• **Work to be completed**:
Repeat the material in full. Keep every line exactly as it is.
******
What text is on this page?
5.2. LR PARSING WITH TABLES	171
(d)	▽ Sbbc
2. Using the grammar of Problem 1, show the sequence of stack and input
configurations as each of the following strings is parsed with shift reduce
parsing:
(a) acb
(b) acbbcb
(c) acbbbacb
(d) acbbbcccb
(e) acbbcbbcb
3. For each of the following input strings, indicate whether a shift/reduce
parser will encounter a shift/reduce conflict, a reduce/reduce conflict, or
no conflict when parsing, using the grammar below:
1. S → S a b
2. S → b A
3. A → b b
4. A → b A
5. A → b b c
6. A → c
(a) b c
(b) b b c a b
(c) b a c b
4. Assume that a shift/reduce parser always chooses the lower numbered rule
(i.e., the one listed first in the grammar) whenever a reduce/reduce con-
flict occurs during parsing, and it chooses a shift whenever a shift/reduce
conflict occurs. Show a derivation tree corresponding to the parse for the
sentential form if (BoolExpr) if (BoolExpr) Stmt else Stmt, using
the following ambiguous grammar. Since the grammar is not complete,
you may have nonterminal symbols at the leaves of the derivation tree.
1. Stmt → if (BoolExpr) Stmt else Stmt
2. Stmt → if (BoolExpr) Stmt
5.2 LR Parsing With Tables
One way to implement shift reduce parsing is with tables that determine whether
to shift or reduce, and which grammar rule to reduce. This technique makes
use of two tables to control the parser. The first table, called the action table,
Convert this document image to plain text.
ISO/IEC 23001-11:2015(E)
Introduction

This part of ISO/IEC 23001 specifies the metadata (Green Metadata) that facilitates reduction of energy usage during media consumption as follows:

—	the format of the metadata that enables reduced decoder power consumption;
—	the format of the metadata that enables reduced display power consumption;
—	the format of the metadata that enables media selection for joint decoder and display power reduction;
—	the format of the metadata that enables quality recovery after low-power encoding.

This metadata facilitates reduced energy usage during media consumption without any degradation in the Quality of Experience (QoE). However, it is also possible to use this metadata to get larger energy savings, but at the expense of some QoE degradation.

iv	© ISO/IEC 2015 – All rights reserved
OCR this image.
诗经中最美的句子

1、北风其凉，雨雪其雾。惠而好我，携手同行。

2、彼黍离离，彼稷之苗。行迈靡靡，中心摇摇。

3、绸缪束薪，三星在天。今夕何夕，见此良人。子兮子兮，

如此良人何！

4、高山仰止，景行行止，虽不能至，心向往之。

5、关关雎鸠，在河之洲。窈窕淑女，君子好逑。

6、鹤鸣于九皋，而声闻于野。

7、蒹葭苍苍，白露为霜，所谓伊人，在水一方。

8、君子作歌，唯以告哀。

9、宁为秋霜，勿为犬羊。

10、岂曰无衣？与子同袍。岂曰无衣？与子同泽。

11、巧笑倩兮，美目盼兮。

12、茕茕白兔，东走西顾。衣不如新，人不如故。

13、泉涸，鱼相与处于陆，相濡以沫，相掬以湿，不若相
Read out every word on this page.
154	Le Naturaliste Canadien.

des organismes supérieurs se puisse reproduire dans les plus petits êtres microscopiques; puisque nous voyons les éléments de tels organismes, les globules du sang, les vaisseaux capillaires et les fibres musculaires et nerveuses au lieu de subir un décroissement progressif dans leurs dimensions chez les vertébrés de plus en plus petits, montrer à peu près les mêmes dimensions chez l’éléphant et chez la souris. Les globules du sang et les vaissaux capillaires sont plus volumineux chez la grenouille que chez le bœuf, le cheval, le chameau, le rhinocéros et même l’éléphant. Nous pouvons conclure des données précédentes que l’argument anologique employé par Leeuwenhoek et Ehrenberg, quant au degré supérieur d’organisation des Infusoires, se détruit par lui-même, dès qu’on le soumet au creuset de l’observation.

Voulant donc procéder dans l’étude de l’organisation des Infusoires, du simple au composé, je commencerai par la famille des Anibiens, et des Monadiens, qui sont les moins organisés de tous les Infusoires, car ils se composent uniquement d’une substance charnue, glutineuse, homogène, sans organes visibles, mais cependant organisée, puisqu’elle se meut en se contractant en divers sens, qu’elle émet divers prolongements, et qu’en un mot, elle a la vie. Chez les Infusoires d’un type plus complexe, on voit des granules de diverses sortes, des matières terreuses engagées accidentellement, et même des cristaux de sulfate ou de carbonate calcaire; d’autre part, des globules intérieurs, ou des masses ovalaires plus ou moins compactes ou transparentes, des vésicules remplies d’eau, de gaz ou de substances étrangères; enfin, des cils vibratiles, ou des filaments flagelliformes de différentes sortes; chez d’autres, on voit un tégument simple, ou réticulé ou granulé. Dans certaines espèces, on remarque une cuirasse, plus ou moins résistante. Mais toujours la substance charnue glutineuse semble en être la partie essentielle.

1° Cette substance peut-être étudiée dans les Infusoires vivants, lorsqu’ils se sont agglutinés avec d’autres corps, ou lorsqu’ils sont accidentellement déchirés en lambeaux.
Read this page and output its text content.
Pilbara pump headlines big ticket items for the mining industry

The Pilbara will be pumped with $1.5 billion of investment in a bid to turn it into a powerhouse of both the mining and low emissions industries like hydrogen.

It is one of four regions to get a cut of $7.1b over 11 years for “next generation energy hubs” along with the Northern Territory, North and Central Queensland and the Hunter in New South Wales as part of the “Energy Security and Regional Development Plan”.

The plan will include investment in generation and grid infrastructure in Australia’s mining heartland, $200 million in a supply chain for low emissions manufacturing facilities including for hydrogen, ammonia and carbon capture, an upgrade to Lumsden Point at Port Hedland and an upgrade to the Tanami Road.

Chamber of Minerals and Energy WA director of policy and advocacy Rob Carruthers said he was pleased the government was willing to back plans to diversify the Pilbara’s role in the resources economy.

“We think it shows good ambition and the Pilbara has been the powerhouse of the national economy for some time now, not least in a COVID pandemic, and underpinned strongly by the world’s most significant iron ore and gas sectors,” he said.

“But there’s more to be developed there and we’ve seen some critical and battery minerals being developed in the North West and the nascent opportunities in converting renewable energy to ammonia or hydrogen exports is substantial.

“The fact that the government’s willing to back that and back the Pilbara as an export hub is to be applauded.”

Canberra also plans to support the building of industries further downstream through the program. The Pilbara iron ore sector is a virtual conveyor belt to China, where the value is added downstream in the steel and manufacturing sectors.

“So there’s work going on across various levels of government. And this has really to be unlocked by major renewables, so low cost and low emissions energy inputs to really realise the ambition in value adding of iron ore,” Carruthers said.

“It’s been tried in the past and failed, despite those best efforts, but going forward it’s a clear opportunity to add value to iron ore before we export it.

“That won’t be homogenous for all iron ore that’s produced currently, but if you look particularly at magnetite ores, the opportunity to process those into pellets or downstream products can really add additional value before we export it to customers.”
******
• **Written reply**:
What text is on this page?
5.2. LR PARSING WITH TABLES	171
(d)	▽ Sbbc
2. Using the grammar of Problem 1, show the sequence of stack and input
configurations as each of the following strings is parsed with shift reduce
parsing:
(a) acb
(b) acbbcb
(c) acbbbacb
(d) acbbbcccb
(e) acbbcbbcb
3. For each of the following input strings, indicate whether a shift/reduce
parser will encounter a shift/reduce conflict, a reduce/reduce conflict, or
no conflict when parsing, using the grammar below:
1. S → S a b
2. S → b A
3. A → b b
4. A → b A
5. A → b b c
6. A → c
(a) b c
(b) b b c a b
(c) b a c b
4. Assume that a shift/reduce parser always chooses the lower numbered rule
(i.e., the one listed first in the grammar) whenever a reduce/reduce con-
flict occurs during parsing, and it chooses a shift whenever a shift/reduce
conflict occurs. Show a derivation tree corresponding to the parse for the
sentential form if (BoolExpr) if (BoolExpr) Stmt else Stmt, using
the following ambiguous grammar. Since the grammar is not complete,
you may have nonterminal symbols at the leaves of the derivation tree.
1. Stmt → if (BoolExpr) Stmt else Stmt
2. Stmt → if (BoolExpr) Stmt
5.2 LR Parsing With Tables
One way to implement shift reduce parsing is with tables that determine whether
to shift or reduce, and which grammar rule to reduce. This technique makes
use of two tables to control the parser. The first table, called the action table,
Convert this document image to plain text.
ISO/IEC 23001-11:2015(E)
Introduction

This part of ISO/IEC 23001 specifies the metadata (Green Metadata) that facilitates reduction of energy usage during media consumption as follows:

—	the format of the metadata that enables reduced decoder power consumption;
—	the format of the metadata that enables reduced display power consumption;
—	the format of the metadata that enables media selection for joint decoder and display power reduction;
—	the format of the metadata that enables quality recovery after low-power encoding.

This metadata facilitates reduced energy usage during media consumption without any degradation in the Quality of Experience (QoE). However, it is also possible to use this metadata to get larger energy savings, but at the expense of some QoE degradation.

iv	© ISO/IEC 2015 – All rights reserved
OCR this image.
诗经中最美的句子

1、北风其凉，雨雪其雾。惠而好我，携手同行。

2、彼黍离离，彼稷之苗。行迈靡靡，中心摇摇。

3、绸缪束薪，三星在天。今夕何夕，见此良人。子兮子兮，

如此良人何！

4、高山仰止，景行行止，虽不能至，心向往之。

5、关关雎鸠，在河之洲。窈窕淑女，君子好逑。

6、鹤鸣于九皋，而声闻于野。

7、蒹葭苍苍，白露为霜，所谓伊人，在水一方。

8、君子作歌，唯以告哀。

9、宁为秋霜，勿为犬羊。

10、岂曰无衣？与子同袍。岂曰无衣？与子同泽。

11、巧笑倩兮，美目盼兮。

12、茕茕白兔，东走西顾。衣不如新，人不如故。

13、泉涸，鱼相与处于陆，相濡以沫，相掬以湿，不若相
Read out every word on this page.
154	Le Naturaliste Canadien.

des organismes supérieurs se puisse reproduire dans les plus petits êtres microscopiques; puisque nous voyons les éléments de tels organismes, les globules du sang, les vaisseaux capillaires et les fibres musculaires et nerveuses au lieu de subir un décroissement progressif dans leurs dimensions chez les vertébrés de plus en plus petits, montrer à peu près les mêmes dimensions chez l’éléphant et chez la souris. Les globules du sang et les vaissaux capillaires sont plus volumineux chez la grenouille que chez le bœuf, le cheval, le chameau, le rhinocéros et même l’éléphant. Nous pouvons conclure des données précédentes que l’argument anologique employé par Leeuwenhoek et Ehrenberg, quant au degré supérieur d’organisation des Infusoires, se détruit par lui-même, dès qu’on le soumet au creuset de l’observation.

Voulant donc procéder dans l’étude de l’organisation des Infusoires, du simple au composé, je commencerai par la famille des Anibiens, et des Monadiens, qui sont les moins organisés de tous les Infusoires, car ils se composent uniquement d’une substance charnue, glutineuse, homogène, sans organes visibles, mais cependant organisée, puisqu’elle se meut en se contractant en divers sens, qu’elle émet divers prolongements, et qu’en un mot, elle a la vie. Chez les Infusoires d’un type plus complexe, on voit des granules de diverses sortes, des matières terreuses engagées accidentellement, et même des cristaux de sulfate ou de carbonate calcaire; d’autre part, des globules intérieurs, ou des masses ovalaires plus ou moins compactes ou transparentes, des vésicules remplies d’eau, de gaz ou de substances étrangères; enfin, des cils vibratiles, ou des filaments flagelliformes de différentes sortes; chez d’autres, on voit un tégument simple, ou réticulé ou granulé. Dans certaines espèces, on remarque une cuirasse, plus ou moins résistante. Mais toujours la substance charnue glutineuse semble en être la partie essentielle.

1° Cette substance peut-être étudiée dans les Infusoires vivants, lorsqu’ils se sont agglutinés avec d’autres corps, ou lorsqu’ils sont accidentellement déchirés en lambeaux.
Read this page and output its text content.
Pilbara pump headlines big ticket items for the mining industry

The Pilbara will be pumped with $1.5 billion of investment in a bid to turn it into a powerhouse of both the mining and low emissions industries like hydrogen.

It is one of four regions to get a cut of $7.1b over 11 years for “next generation energy hubs” along with the Northern Territory, North and Central Queensland and the Hunter in New South Wales as part of the “Energy Security and Regional Development Plan”.

The plan will include investment in generation and grid infrastructure in Australia’s mining heartland, $200 million in a supply chain for low emissions manufacturing facilities including for hydrogen, ammonia and carbon capture, an upgrade to Lumsden Point at Port Hedland and an upgrade to the Tanami Road.

Chamber of Minerals and Energy WA director of policy and advocacy Rob Carruthers said he was pleased the government was willing to back plans to diversify the Pilbara’s role in the resources economy.

“We think it shows good ambition and the Pilbara has been the powerhouse of the national economy for some time now, not least in a COVID pandemic, and underpinned strongly by the world’s most significant iron ore and gas sectors,” he said.

“But there’s more to be developed there and we’ve seen some critical and battery minerals being developed in the North West and the nascent opportunities in converting renewable energy to ammonia or hydrogen exports is substantial.

“The fact that the government’s willing to back that and back the Pilbara as an export hub is to be applauded.”

Canberra also plans to support the building of industries further downstream through the program. The Pilbara iron ore sector is a virtual conveyor belt to China, where the value is added downstream in the steel and manufacturing sectors.

“So there’s work going on across various levels of government. And this has really to be unlocked by major renewables, so low cost and low emissions energy inputs to really realise the ambition in value adding of iron ore,” Carruthers said.

“It’s been tried in the past and failed, despite those best efforts, but going forward it’s a clear opportunity to add value to iron ore before we export it.

“That won’t be homogenous for all iron ore that’s produced currently, but if you look particularly at magnetite ores, the opportunity to process those into pellets or downstream products can really add additional value before we export it to customers.”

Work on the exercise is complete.